- _Provided records_

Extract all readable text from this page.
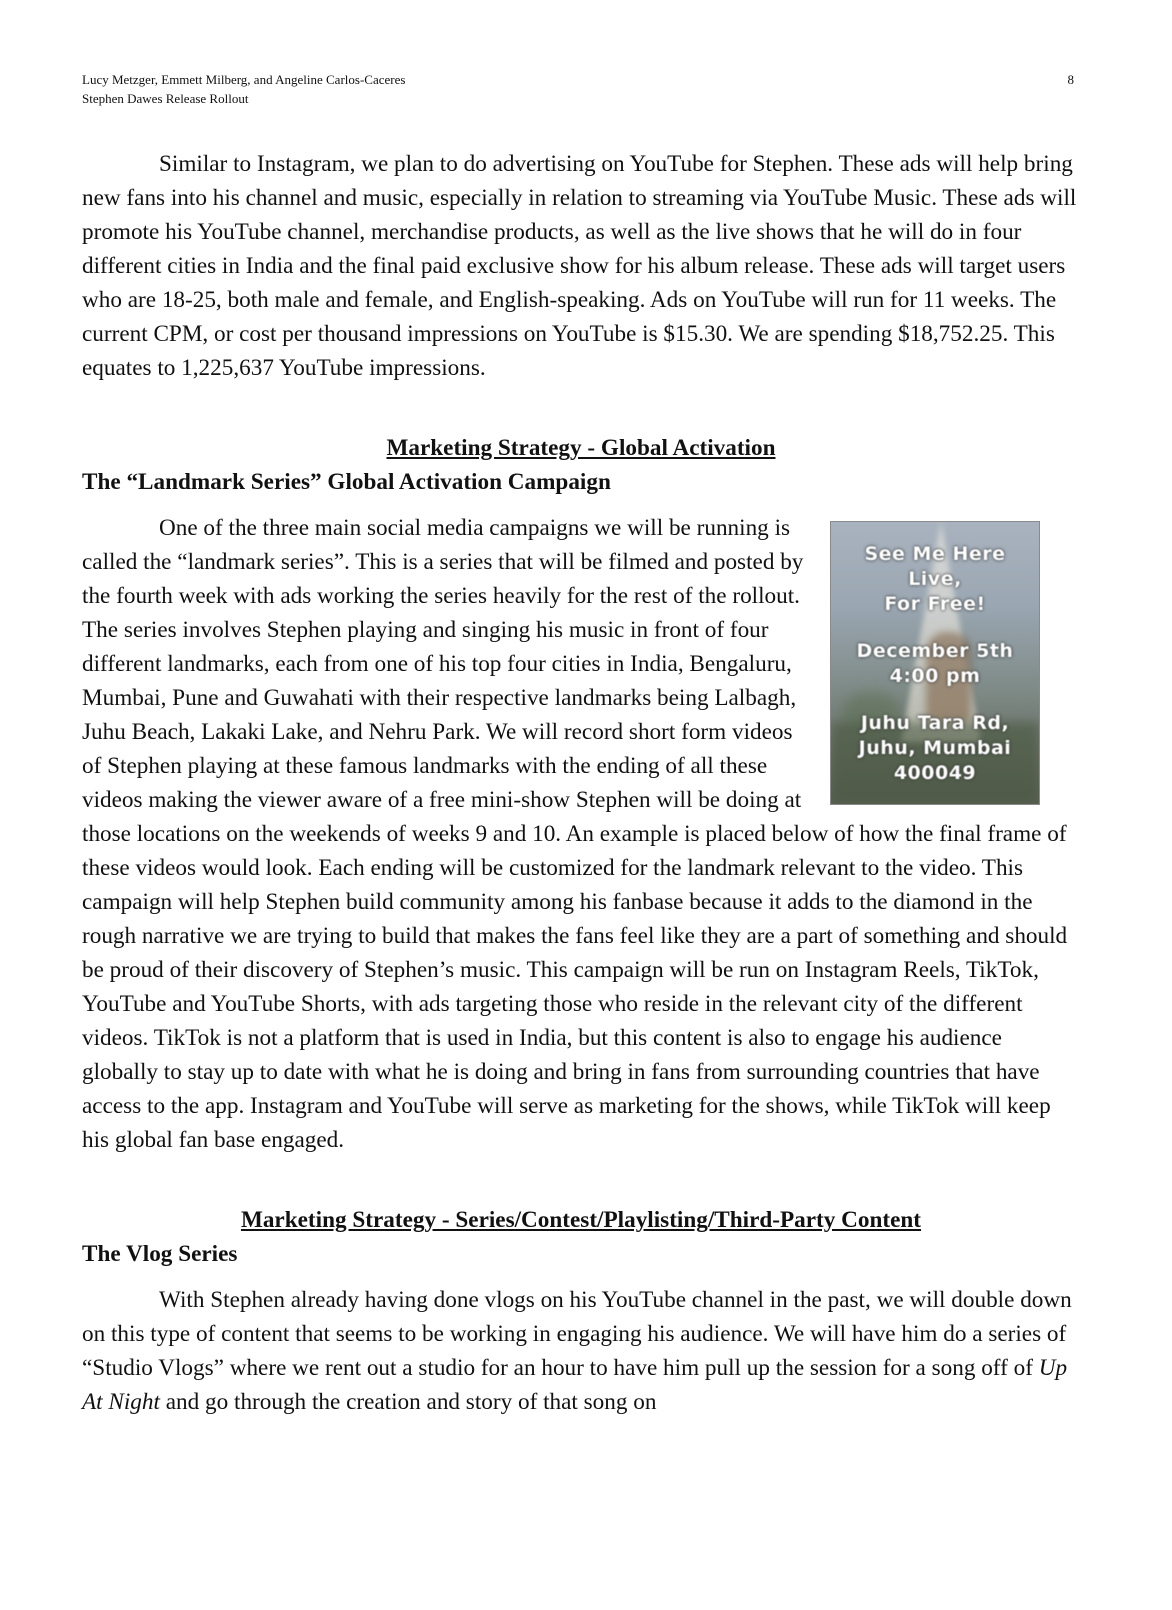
Lucy Metzger, Emmett Milberg, and Angeline Carlos-Caceres
Stephen Dawes Release Rollout
8

Similar to Instagram, we plan to do advertising on YouTube for Stephen. These ads will help bring new fans into his channel and music, especially in relation to streaming via YouTube Music. These ads will promote his YouTube channel, merchandise products, as well as the live shows that he will do in four different cities in India and the final paid exclusive show for his album release. These ads will target users who are 18-25, both male and female, and English-speaking. Ads on YouTube will run for 11 weeks. The current CPM, or cost per thousand impressions on YouTube is $15.30. We are spending $18,752.25. This equates to 1,225,637 YouTube impressions.

Marketing Strategy - Global Activation

The “Landmark Series” Global Activation Campaign

See Me Here
Live,
For Free!
December 5th
4:00 pm
Juhu Tara Rd,
Juhu, Mumbai
400049

One of the three main social media campaigns we will be running is called the “landmark series”. This is a series that will be filmed and posted by the fourth week with ads working the series heavily for the rest of the rollout. The series involves Stephen playing and singing his music in front of four different landmarks, each from one of his top four cities in India, Bengaluru, Mumbai, Pune and Guwahati with their respective landmarks being Lalbagh, Juhu Beach, Lakaki Lake, and Nehru Park. We will record short form videos of Stephen playing at these famous landmarks with the ending of all these videos making the viewer aware of a free mini-show Stephen will be doing at those locations on the weekends of weeks 9 and 10. An example is placed below of how the final frame of these videos would look. Each ending will be customized for the landmark relevant to the video. This campaign will help Stephen build community among his fanbase because it adds to the diamond in the rough narrative we are trying to build that makes the fans feel like they are a part of something and should be proud of their discovery of Stephen’s music. This campaign will be run on Instagram Reels, TikTok, YouTube and YouTube Shorts, with ads targeting those who reside in the relevant city of the different videos. TikTok is not a platform that is used in India, but this content is also to engage his audience globally to stay up to date with what he is doing and bring in fans from surrounding countries that have access to the app. Instagram and YouTube will serve as marketing for the shows, while TikTok will keep his global fan base engaged.

Marketing Strategy - Series/Contest/Playlisting/Third-Party Content

The Vlog Series

With Stephen already having done vlogs on his YouTube channel in the past, we will double down on this type of content that seems to be working in engaging his audience. We will have him do a series of “Studio Vlogs” where we rent out a studio for an hour to have him pull up the session for a song off of Up At Night and go through the creation and story of that song on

- _Aim of the exercise_
Please repeat the entries exactly. Do not include the pictures.

- _Worked answer_
Extract all readable text from this page.
Lucy Metzger, Emmett Milberg, and Angeline Carlos-Caceres
Stephen Dawes Release Rollout
8

Similar to Instagram, we plan to do advertising on YouTube for Stephen. These ads will help bring new fans into his channel and music, especially in relation to streaming via YouTube Music. These ads will promote his YouTube channel, merchandise products, as well as the live shows that he will do in four different cities in India and the final paid exclusive show for his album release. These ads will target users who are 18-25, both male and female, and English-speaking. Ads on YouTube will run for 11 weeks. The current CPM, or cost per thousand impressions on YouTube is $15.30. We are spending $18,752.25. This equates to 1,225,637 YouTube impressions.

Marketing Strategy - Global Activation

The “Landmark Series” Global Activation Campaign

See Me Here
Live,
For Free!
December 5th
4:00 pm
Juhu Tara Rd,
Juhu, Mumbai
400049

One of the three main social media campaigns we will be running is called the “landmark series”. This is a series that will be filmed and posted by the fourth week with ads working the series heavily for the rest of the rollout. The series involves Stephen playing and singing his music in front of four different landmarks, each from one of his top four cities in India, Bengaluru, Mumbai, Pune and Guwahati with their respective landmarks being Lalbagh, Juhu Beach, Lakaki Lake, and Nehru Park. We will record short form videos of Stephen playing at these famous landmarks with the ending of all these videos making the viewer aware of a free mini-show Stephen will be doing at those locations on the weekends of weeks 9 and 10. An example is placed below of how the final frame of these videos would look. Each ending will be customized for the landmark relevant to the video. This campaign will help Stephen build community among his fanbase because it adds to the diamond in the rough narrative we are trying to build that makes the fans feel like they are a part of something and should be proud of their discovery of Stephen’s music. This campaign will be run on Instagram Reels, TikTok, YouTube and YouTube Shorts, with ads targeting those who reside in the relevant city of the different videos. TikTok is not a platform that is used in India, but this content is also to engage his audience globally to stay up to date with what he is doing and bring in fans from surrounding countries that have access to the app. Instagram and YouTube will serve as marketing for the shows, while TikTok will keep his global fan base engaged.

Marketing Strategy - Series/Contest/Playlisting/Third-Party Content

The Vlog Series

With Stephen already having done vlogs on his YouTube channel in the past, we will double down on this type of content that seems to be working in engaging his audience. We will have him do a series of “Studio Vlogs” where we rent out a studio for an hour to have him pull up the session for a song off of Up At Night and go through the creation and story of that song on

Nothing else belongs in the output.